__What you need to do__.
Copy each line where the word "bioodpadu" occurs.
::: Records shown :::
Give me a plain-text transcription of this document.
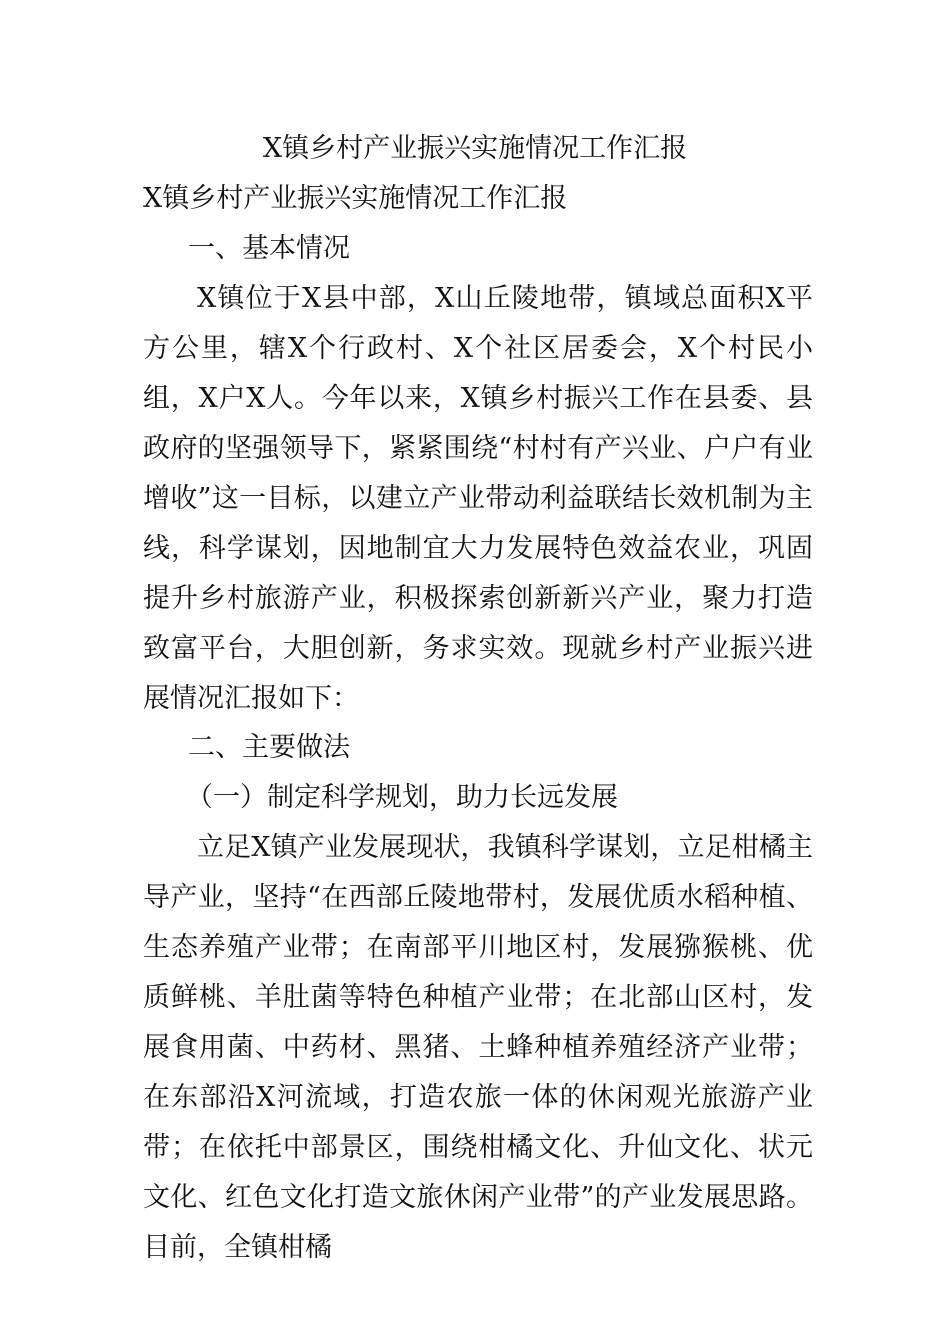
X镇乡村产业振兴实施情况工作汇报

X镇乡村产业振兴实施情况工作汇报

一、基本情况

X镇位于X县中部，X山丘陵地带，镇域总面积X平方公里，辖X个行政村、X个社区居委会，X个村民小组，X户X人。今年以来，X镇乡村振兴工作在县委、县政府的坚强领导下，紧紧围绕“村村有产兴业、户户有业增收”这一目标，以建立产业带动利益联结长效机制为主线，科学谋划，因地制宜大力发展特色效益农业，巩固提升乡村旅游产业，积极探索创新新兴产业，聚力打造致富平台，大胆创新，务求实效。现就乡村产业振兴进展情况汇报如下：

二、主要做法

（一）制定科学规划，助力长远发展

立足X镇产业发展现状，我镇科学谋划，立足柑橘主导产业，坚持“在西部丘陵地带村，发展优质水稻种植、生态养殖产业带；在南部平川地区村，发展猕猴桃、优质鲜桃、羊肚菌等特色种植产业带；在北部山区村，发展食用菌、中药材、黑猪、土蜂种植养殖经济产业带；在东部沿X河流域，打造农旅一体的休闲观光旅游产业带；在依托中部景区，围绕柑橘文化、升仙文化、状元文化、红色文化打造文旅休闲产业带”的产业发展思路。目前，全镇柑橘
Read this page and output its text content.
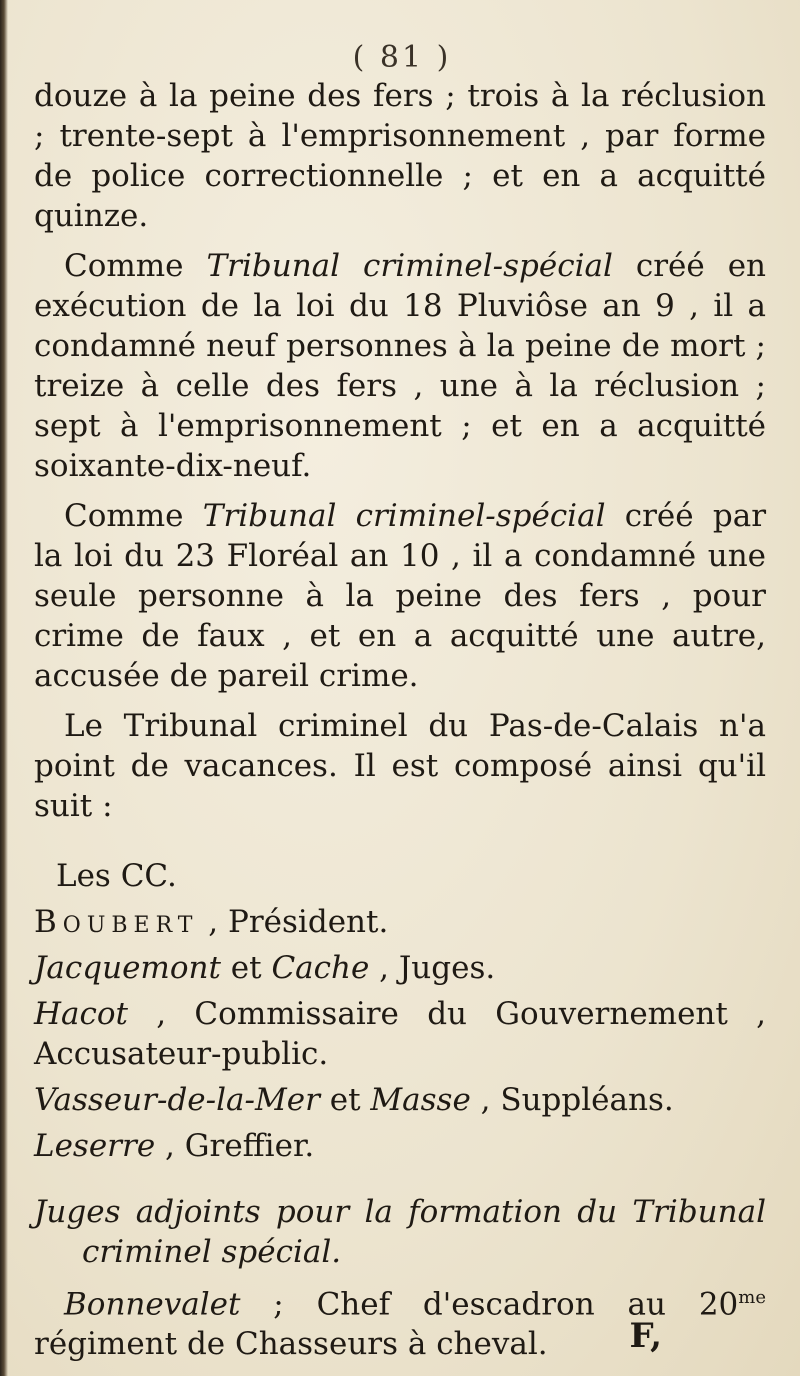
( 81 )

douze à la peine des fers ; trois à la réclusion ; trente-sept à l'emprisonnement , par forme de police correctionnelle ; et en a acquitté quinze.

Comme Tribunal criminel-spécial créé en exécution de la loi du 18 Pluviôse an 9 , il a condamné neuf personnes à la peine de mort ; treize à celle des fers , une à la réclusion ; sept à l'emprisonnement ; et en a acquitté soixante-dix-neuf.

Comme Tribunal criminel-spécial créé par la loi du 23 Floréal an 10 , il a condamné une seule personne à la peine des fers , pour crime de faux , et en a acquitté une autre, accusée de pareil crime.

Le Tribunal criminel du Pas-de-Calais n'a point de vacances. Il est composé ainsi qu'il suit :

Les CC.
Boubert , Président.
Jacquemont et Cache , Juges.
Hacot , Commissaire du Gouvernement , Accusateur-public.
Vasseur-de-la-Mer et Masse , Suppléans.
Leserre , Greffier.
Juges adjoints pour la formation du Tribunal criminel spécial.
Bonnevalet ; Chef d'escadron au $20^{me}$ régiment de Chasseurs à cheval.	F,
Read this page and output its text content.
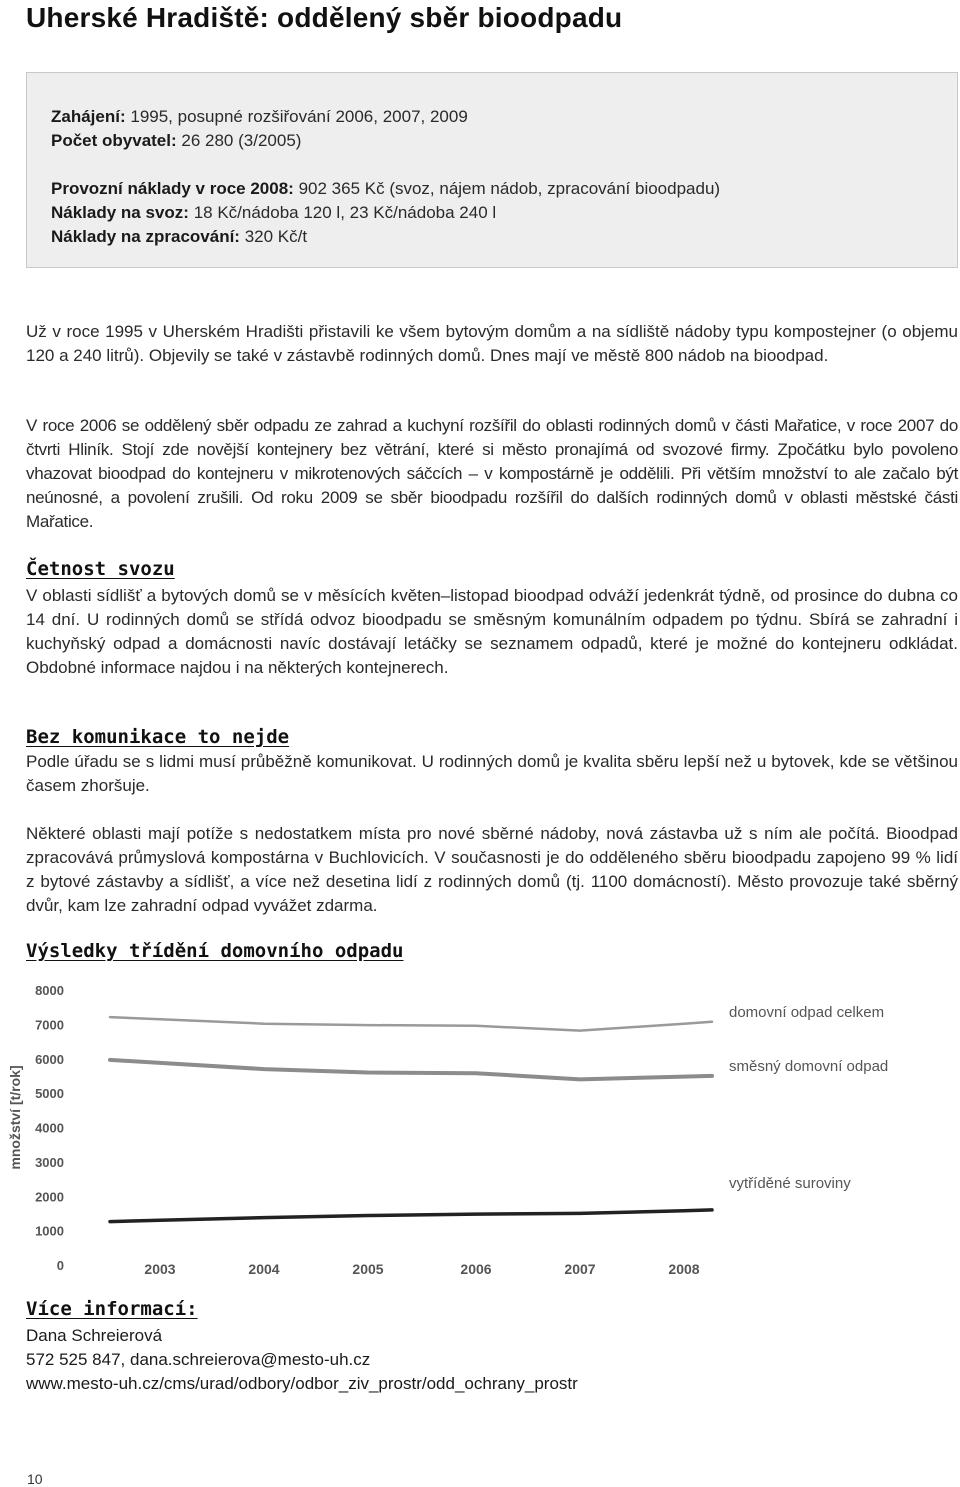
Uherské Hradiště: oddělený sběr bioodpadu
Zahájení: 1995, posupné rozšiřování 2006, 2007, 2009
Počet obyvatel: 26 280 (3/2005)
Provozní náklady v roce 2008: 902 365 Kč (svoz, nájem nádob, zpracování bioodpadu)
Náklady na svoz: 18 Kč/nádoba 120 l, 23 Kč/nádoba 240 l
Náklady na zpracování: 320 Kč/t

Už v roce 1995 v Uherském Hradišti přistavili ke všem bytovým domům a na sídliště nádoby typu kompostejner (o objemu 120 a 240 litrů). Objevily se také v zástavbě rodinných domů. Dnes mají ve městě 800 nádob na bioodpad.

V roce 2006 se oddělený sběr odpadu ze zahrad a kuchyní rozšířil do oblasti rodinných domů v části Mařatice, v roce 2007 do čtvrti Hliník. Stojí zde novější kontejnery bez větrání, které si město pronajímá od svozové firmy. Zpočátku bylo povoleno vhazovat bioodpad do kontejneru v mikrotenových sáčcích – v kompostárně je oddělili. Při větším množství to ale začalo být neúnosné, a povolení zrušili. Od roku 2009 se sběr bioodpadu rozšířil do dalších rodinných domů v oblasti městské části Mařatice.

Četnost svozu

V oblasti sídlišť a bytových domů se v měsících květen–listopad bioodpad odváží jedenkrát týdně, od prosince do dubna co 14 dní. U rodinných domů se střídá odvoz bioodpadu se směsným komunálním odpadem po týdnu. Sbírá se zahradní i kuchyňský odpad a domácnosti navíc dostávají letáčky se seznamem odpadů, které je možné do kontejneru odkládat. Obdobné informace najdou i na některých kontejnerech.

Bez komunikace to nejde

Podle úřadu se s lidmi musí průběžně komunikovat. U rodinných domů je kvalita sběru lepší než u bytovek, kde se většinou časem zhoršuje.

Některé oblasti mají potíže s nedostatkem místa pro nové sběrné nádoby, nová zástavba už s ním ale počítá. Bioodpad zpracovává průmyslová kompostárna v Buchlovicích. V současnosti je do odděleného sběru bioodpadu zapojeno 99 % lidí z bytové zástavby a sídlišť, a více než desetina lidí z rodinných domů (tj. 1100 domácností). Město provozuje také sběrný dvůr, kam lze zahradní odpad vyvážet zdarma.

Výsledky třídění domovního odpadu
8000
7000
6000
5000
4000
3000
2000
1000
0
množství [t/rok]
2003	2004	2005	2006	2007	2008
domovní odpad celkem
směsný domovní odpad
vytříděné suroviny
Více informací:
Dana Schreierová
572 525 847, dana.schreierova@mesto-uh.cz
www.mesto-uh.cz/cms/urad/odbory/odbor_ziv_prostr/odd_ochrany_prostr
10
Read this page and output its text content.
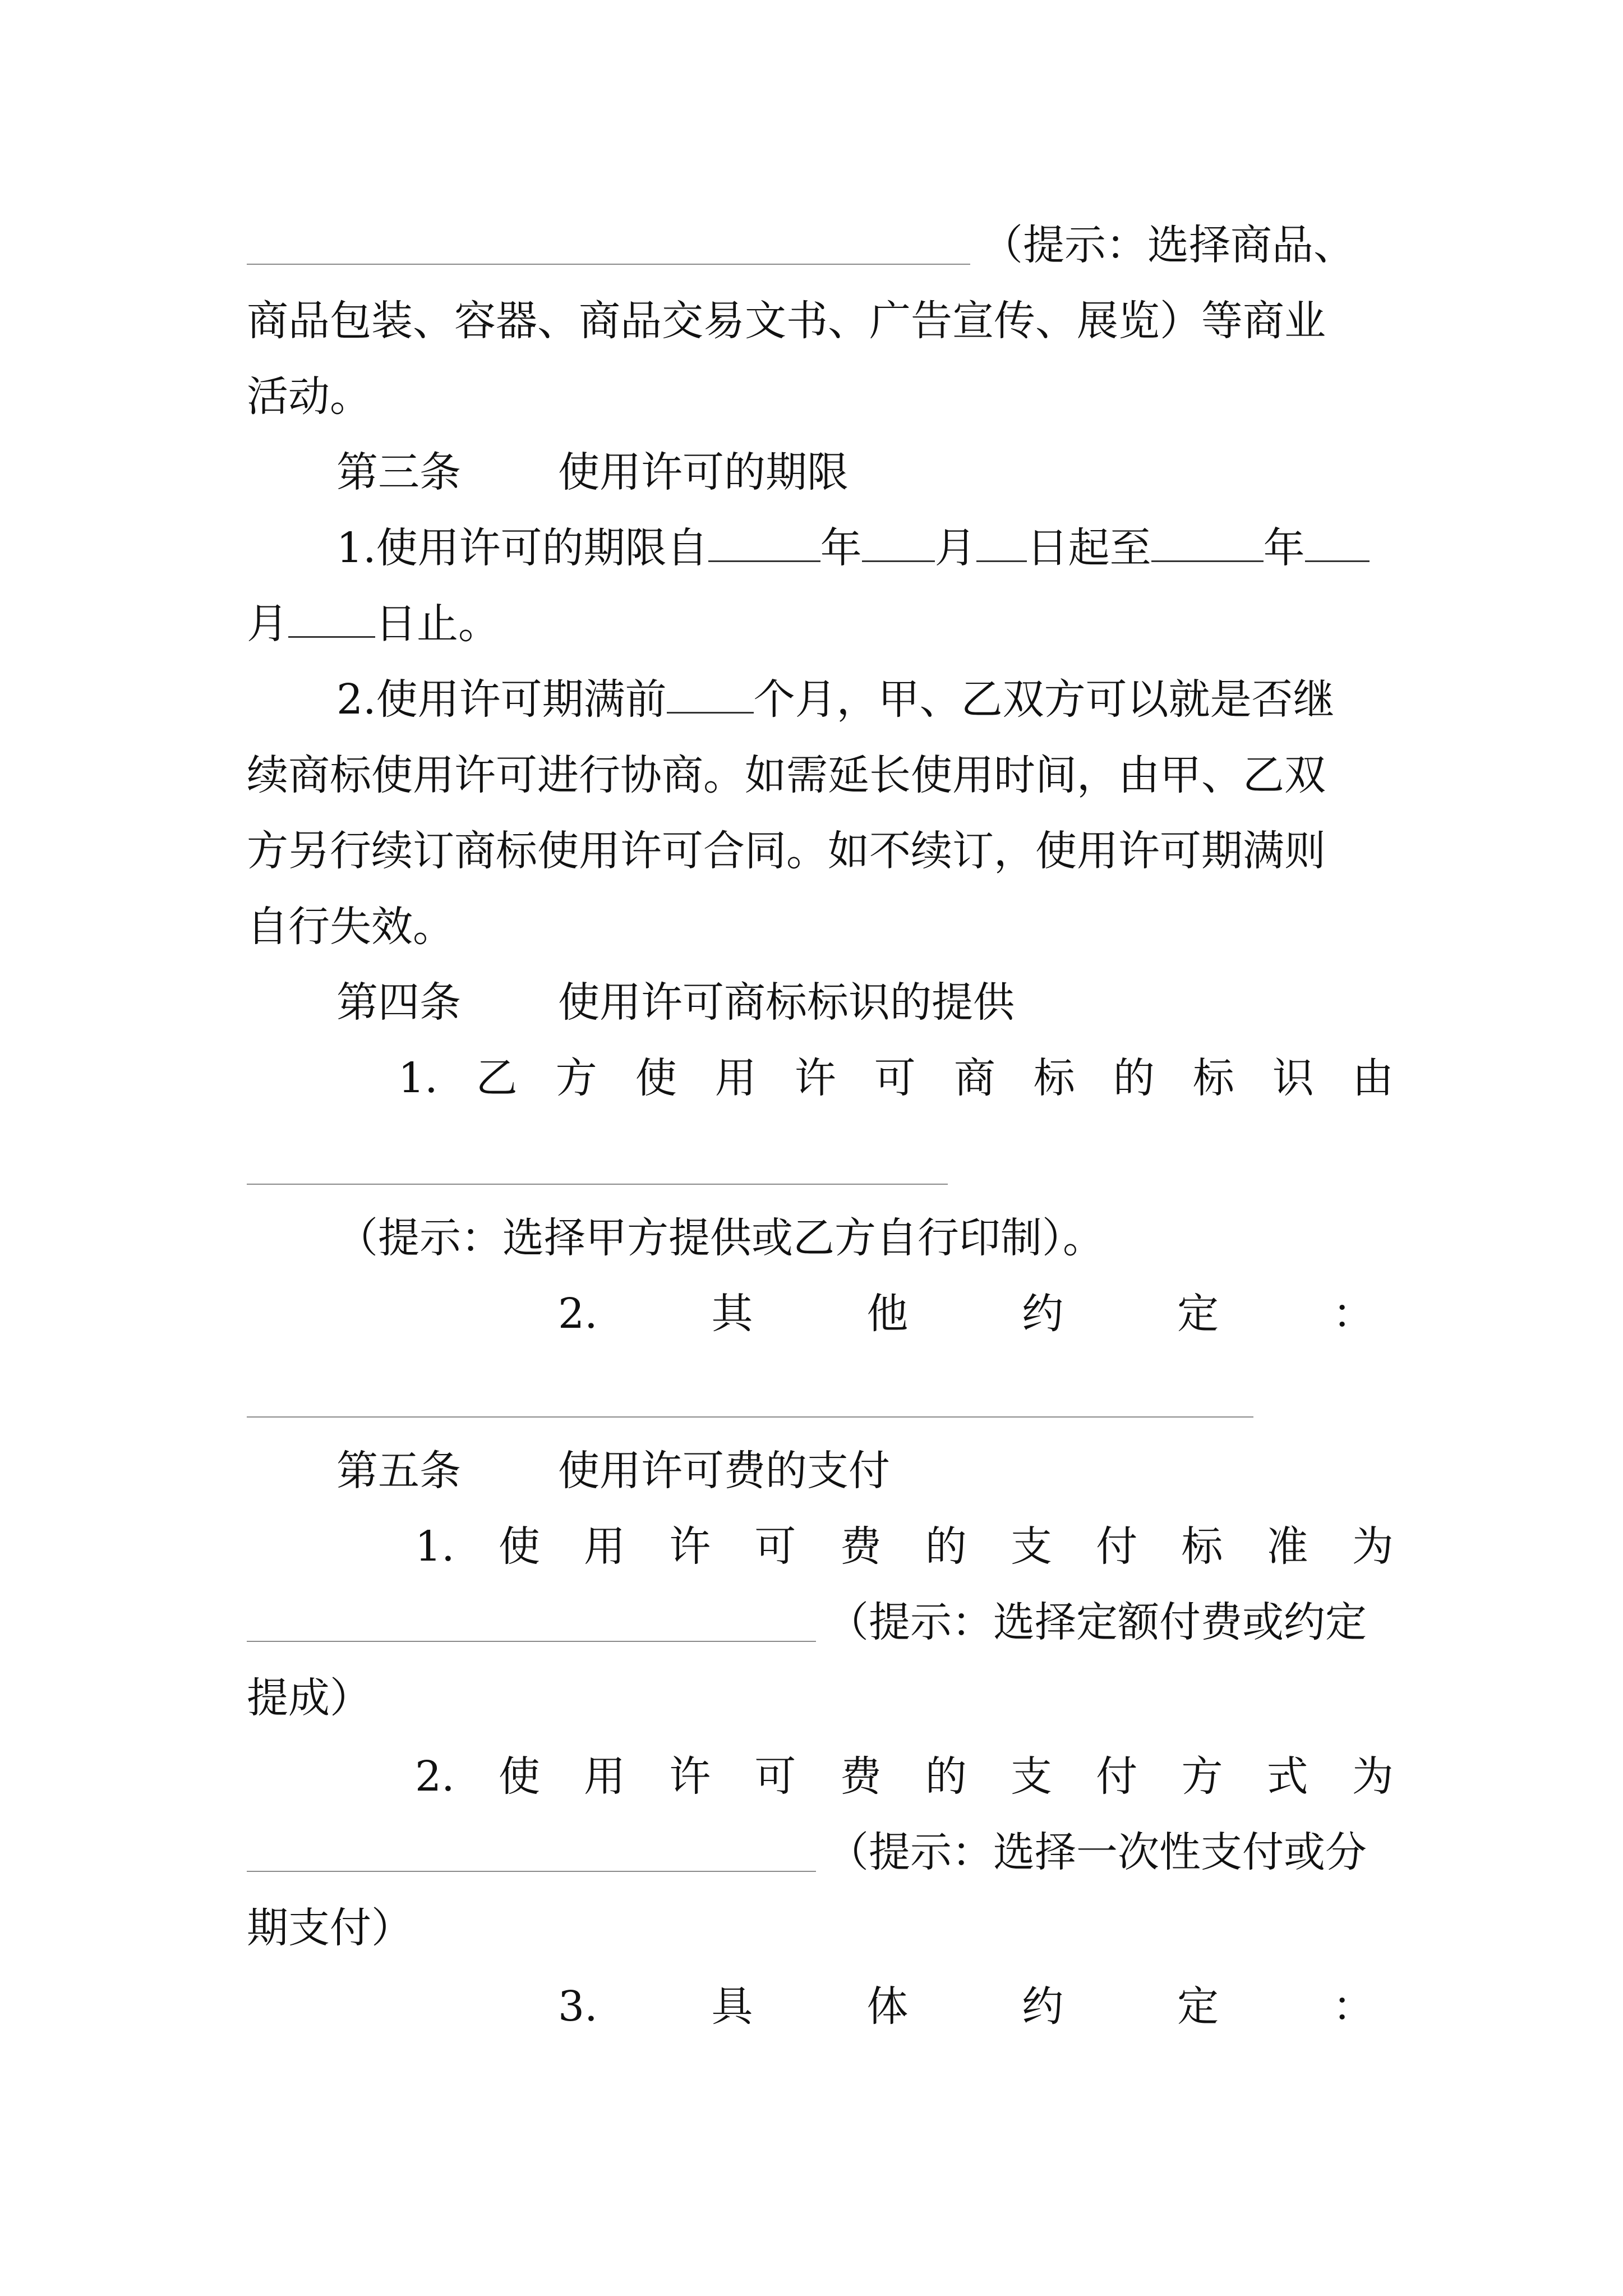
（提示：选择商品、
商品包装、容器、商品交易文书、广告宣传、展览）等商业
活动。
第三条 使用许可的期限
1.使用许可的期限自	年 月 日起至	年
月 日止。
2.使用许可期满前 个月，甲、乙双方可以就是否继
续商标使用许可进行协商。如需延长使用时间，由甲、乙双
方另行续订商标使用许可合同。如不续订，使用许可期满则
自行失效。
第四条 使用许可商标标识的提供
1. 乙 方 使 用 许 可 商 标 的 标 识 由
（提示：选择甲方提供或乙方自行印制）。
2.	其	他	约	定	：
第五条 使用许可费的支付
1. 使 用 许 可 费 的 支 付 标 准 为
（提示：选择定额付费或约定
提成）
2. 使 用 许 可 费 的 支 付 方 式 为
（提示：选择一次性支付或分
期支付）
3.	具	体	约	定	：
:::
__Task output__.
Uherské Hradiště: oddělený sběr bioodpadu
Provozní náklady v roce 2008: 902 365 Kč (svoz, nájem nádob, zpracování bioodpadu)
V roce 2006 se oddělený sběr odpadu ze zahrad a kuchyní rozšířil do oblasti rodinných domů v části Mařatice, v roce 2007 do čtvrti Hliník. Stojí zde novější kontejnery bez větrání, které si město pronajímá od svozové firmy. Zpočátku bylo povoleno vhazovat bioodpad do kontejneru v mikrotenových sáčcích – v kompostárně je oddělili. Při větším množství to ale začalo být neúnosné, a povolení zrušili. Od roku 2009 se sběr bioodpadu rozšířil do dalších rodinných domů v oblasti městské části Mařatice.
V oblasti sídlišť a bytových domů se v měsících květen–listopad bioodpad odváží jedenkrát týdně, od prosince do dubna co 14 dní. U rodinných domů se střídá odvoz bioodpadu se směsným komunálním odpadem po týdnu. Sbírá se zahradní i kuchyňský odpad a domácnosti navíc dostávají letáčky se seznamem odpadů, které je možné do kontejneru odkládat. Obdobné informace najdou i na některých kontejnerech.
Některé oblasti mají potíže s nedostatkem místa pro nové sběrné nádoby, nová zástavba už s ním ale počítá. Bioodpad zpracovává průmyslová kompostárna v Buchlovicích. V současnosti je do odděleného sběru bioodpadu zapojeno 99 % lidí z bytové zástavby a sídlišť, a více než desetina lidí z rodinných domů (tj. 1100 domácností). Město provozuje také sběrný dvůr, kam lze zahradní odpad vyvážet zdarma.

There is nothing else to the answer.